■ Dataset extract
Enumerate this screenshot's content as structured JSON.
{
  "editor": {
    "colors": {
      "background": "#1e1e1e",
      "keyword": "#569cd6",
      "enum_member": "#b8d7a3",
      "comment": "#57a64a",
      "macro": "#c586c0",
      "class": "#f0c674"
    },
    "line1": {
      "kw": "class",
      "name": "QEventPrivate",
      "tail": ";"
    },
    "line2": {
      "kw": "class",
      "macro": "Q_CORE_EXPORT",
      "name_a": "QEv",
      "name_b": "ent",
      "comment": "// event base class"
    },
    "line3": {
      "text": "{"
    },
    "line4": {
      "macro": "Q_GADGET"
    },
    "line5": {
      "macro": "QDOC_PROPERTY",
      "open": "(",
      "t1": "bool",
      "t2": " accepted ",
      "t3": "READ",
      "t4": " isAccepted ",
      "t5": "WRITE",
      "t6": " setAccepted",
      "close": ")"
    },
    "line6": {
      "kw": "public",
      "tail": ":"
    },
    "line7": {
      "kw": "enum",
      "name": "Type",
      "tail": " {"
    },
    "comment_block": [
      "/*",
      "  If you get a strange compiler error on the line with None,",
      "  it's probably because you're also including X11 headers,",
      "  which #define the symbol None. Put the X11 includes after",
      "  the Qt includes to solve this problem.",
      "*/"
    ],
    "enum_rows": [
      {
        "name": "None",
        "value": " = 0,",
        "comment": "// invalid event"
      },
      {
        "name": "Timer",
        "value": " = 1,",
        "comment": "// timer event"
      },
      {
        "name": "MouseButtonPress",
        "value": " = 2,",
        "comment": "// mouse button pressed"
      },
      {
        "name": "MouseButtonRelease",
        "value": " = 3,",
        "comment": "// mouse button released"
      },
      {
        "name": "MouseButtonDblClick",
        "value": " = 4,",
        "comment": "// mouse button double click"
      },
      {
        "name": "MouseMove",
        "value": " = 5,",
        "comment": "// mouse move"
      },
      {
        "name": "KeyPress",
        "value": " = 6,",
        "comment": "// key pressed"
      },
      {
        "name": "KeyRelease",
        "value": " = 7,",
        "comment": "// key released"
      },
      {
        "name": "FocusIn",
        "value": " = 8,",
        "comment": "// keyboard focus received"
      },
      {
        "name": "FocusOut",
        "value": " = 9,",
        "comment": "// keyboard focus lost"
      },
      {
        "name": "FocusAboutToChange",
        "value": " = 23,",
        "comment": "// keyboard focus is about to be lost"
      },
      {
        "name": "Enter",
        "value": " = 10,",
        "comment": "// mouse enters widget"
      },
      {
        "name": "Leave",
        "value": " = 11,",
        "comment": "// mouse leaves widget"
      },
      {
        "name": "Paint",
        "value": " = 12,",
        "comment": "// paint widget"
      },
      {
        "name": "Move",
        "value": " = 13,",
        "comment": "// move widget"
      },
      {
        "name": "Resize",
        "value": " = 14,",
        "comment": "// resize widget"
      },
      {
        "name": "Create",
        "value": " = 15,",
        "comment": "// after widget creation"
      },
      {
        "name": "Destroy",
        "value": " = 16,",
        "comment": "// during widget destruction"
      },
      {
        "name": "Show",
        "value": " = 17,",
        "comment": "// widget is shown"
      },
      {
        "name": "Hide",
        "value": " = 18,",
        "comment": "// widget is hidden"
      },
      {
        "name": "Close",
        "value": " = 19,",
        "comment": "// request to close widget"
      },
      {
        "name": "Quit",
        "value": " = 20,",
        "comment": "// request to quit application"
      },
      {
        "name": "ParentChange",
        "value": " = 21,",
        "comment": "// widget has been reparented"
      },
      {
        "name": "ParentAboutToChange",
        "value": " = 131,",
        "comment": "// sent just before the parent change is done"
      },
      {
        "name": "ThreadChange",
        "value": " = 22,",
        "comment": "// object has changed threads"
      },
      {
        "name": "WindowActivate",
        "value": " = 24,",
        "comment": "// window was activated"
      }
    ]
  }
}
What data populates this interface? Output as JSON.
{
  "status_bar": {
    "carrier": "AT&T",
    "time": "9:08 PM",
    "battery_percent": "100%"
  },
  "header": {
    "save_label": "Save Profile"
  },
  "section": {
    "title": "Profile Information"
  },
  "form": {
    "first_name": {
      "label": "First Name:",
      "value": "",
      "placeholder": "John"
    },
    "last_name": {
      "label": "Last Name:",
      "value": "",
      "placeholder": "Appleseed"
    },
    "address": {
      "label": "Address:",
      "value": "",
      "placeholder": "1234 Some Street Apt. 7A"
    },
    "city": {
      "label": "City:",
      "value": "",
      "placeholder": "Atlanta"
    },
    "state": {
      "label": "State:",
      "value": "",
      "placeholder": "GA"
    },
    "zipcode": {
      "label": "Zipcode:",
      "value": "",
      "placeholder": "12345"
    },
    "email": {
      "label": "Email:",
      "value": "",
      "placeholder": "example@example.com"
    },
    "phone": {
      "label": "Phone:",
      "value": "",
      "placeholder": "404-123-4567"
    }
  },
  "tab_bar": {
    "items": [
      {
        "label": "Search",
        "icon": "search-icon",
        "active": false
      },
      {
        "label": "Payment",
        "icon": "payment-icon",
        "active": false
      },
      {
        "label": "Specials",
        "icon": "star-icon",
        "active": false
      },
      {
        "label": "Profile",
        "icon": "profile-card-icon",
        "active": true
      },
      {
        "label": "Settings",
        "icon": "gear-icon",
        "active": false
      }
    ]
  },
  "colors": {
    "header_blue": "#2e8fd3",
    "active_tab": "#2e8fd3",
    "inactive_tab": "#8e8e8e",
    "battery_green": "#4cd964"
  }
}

■ Given exercise
Copy each line containing the word "lost" from the data.

■ Response to the task
        "comment": "// keyboard focus lost"
        "comment": "// keyboard focus is about to be lost"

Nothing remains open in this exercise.